» **Exercise instructions**: Repeat verbatim the lines of the data below, beginning with the line containing "Read this page and output its text content." and continuing to the end.

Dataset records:
>> BEGIN
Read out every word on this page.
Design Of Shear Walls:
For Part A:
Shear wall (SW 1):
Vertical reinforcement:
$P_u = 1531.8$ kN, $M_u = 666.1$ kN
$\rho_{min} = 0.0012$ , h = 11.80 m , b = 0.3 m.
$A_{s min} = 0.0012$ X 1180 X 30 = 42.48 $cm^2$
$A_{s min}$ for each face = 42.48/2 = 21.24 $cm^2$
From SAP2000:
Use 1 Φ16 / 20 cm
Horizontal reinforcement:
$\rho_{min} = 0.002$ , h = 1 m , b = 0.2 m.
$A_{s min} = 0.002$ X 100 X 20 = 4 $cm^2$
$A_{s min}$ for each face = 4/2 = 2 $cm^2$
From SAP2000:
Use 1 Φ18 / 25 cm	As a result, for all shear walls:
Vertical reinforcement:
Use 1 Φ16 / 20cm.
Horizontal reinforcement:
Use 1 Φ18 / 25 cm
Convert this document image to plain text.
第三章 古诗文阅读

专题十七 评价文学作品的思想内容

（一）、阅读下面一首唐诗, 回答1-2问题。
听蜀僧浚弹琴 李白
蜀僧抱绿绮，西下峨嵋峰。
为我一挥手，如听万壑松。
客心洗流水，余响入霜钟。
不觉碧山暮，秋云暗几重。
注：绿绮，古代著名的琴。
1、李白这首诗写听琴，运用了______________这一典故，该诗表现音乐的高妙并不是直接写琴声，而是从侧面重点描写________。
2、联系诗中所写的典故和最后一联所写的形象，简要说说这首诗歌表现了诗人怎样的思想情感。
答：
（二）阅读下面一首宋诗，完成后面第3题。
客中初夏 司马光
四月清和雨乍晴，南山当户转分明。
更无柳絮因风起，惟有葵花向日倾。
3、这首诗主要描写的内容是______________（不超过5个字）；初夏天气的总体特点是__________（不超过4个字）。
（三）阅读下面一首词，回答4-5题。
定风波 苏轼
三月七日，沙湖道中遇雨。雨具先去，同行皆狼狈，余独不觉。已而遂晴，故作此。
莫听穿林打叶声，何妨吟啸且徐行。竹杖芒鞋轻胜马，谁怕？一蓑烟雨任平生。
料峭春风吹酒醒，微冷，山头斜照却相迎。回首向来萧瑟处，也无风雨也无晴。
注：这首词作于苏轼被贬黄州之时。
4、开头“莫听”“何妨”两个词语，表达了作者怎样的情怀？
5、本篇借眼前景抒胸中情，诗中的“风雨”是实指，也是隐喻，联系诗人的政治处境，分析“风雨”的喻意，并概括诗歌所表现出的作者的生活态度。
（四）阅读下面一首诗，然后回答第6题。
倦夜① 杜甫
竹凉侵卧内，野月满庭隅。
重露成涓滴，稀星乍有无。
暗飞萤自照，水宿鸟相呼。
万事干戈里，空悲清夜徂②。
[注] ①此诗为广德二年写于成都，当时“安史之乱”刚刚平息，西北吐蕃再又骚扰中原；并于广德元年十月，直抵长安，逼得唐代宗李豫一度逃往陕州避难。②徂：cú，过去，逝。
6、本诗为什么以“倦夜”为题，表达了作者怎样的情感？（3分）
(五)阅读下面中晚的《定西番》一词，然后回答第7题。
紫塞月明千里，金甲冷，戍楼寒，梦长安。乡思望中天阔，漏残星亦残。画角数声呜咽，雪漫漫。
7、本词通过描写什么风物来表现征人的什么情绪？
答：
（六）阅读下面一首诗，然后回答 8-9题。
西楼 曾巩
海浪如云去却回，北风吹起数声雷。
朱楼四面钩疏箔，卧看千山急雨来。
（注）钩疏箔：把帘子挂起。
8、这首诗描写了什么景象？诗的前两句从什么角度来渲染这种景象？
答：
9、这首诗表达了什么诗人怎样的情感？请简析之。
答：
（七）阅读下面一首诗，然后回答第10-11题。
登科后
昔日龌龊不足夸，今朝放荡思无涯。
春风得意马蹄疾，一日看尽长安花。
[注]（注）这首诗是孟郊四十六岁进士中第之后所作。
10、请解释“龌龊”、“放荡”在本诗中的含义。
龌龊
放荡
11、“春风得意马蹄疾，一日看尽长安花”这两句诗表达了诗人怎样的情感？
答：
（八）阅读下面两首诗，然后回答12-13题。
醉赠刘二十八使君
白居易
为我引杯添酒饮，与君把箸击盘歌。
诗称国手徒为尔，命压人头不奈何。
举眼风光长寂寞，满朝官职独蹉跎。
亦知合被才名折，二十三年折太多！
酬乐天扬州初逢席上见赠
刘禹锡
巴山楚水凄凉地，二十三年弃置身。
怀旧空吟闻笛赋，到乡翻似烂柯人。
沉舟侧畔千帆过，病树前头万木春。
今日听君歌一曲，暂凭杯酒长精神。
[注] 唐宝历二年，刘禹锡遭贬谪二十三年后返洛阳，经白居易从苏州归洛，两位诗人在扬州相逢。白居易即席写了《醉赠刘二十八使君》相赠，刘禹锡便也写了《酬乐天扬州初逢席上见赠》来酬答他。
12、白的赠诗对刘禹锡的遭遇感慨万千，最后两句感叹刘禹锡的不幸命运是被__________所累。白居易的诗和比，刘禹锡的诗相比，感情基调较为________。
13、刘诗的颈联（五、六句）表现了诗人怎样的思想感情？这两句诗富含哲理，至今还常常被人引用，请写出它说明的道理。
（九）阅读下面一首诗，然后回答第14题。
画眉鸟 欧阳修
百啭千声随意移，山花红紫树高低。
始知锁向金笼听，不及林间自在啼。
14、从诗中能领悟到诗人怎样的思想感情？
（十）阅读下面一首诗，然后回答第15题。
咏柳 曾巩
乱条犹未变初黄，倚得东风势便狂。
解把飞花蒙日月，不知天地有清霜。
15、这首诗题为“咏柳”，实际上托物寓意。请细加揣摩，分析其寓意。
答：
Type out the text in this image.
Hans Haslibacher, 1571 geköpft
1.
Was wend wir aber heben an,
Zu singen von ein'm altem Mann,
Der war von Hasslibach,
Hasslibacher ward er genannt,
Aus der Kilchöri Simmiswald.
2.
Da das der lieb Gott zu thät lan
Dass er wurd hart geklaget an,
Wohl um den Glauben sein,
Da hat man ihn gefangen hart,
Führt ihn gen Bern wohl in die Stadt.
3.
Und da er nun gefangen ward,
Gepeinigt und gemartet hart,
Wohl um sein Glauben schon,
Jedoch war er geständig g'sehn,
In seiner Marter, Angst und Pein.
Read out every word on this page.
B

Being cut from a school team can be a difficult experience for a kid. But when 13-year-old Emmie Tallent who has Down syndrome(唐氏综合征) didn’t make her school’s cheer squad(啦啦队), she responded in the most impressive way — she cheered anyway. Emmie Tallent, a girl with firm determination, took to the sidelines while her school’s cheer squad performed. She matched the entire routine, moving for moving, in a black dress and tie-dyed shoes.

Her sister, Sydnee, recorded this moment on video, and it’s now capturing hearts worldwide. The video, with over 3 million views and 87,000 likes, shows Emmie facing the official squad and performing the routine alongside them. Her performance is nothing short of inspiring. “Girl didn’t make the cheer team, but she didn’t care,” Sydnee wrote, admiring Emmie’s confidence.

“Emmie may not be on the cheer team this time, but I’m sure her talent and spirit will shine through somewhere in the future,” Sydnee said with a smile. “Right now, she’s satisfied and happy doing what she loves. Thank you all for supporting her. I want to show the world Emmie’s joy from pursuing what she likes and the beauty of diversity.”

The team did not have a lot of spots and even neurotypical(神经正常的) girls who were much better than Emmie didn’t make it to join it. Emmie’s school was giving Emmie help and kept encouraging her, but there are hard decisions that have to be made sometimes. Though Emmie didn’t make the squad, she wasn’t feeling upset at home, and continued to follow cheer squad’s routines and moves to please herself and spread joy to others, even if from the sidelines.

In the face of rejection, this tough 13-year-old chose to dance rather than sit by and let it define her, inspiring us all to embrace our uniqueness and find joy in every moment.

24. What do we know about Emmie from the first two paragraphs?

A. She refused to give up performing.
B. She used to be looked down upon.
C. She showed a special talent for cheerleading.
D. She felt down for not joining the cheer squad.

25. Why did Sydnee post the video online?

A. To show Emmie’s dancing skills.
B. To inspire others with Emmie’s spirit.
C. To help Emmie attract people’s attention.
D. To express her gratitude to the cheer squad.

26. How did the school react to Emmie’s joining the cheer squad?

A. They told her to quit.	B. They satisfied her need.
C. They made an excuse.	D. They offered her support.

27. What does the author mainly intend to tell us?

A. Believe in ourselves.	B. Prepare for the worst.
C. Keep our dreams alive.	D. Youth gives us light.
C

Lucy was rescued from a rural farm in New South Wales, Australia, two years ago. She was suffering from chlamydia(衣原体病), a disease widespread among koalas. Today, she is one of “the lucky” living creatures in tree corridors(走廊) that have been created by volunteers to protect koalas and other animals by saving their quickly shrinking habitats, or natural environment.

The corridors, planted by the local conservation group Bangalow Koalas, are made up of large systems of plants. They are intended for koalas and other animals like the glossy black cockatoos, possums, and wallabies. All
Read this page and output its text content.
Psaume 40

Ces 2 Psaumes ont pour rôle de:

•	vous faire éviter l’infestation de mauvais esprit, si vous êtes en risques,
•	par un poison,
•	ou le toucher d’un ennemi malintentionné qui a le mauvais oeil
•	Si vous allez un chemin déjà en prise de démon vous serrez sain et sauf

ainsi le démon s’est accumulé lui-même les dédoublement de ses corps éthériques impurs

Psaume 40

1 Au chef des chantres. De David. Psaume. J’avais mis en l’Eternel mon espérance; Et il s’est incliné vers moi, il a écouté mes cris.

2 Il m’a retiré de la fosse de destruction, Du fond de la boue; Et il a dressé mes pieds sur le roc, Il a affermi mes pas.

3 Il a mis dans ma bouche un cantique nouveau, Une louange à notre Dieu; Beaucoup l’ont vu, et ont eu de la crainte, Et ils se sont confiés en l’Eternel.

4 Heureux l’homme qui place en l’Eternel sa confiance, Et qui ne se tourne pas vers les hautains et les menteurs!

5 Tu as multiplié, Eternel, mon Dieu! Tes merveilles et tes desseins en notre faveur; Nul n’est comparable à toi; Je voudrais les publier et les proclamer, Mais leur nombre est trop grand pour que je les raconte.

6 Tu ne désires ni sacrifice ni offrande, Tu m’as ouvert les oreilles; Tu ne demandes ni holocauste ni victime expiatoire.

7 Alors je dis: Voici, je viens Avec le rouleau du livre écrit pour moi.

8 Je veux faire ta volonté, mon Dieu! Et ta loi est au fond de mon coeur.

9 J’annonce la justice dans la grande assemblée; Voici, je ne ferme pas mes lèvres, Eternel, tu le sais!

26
>> END
» **Output of the task**:
Read this page and output its text content.
Psaume 40

Ces 2 Psaumes ont pour rôle de:

•	vous faire éviter l’infestation de mauvais esprit, si vous êtes en risques,
•	par un poison,
•	ou le toucher d’un ennemi malintentionné qui a le mauvais oeil
•	Si vous allez un chemin déjà en prise de démon vous serrez sain et sauf

ainsi le démon s’est accumulé lui-même les dédoublement de ses corps éthériques impurs

Psaume 40

1 Au chef des chantres. De David. Psaume. J’avais mis en l’Eternel mon espérance; Et il s’est incliné vers moi, il a écouté mes cris.

2 Il m’a retiré de la fosse de destruction, Du fond de la boue; Et il a dressé mes pieds sur le roc, Il a affermi mes pas.

3 Il a mis dans ma bouche un cantique nouveau, Une louange à notre Dieu; Beaucoup l’ont vu, et ont eu de la crainte, Et ils se sont confiés en l’Eternel.

4 Heureux l’homme qui place en l’Eternel sa confiance, Et qui ne se tourne pas vers les hautains et les menteurs!

5 Tu as multiplié, Eternel, mon Dieu! Tes merveilles et tes desseins en notre faveur; Nul n’est comparable à toi; Je voudrais les publier et les proclamer, Mais leur nombre est trop grand pour que je les raconte.

6 Tu ne désires ni sacrifice ni offrande, Tu m’as ouvert les oreilles; Tu ne demandes ni holocauste ni victime expiatoire.

7 Alors je dis: Voici, je viens Avec le rouleau du livre écrit pour moi.

8 Je veux faire ta volonté, mon Dieu! Et ta loi est au fond de mon coeur.

9 J’annonce la justice dans la grande assemblée; Voici, je ne ferme pas mes lèvres, Eternel, tu le sais!

26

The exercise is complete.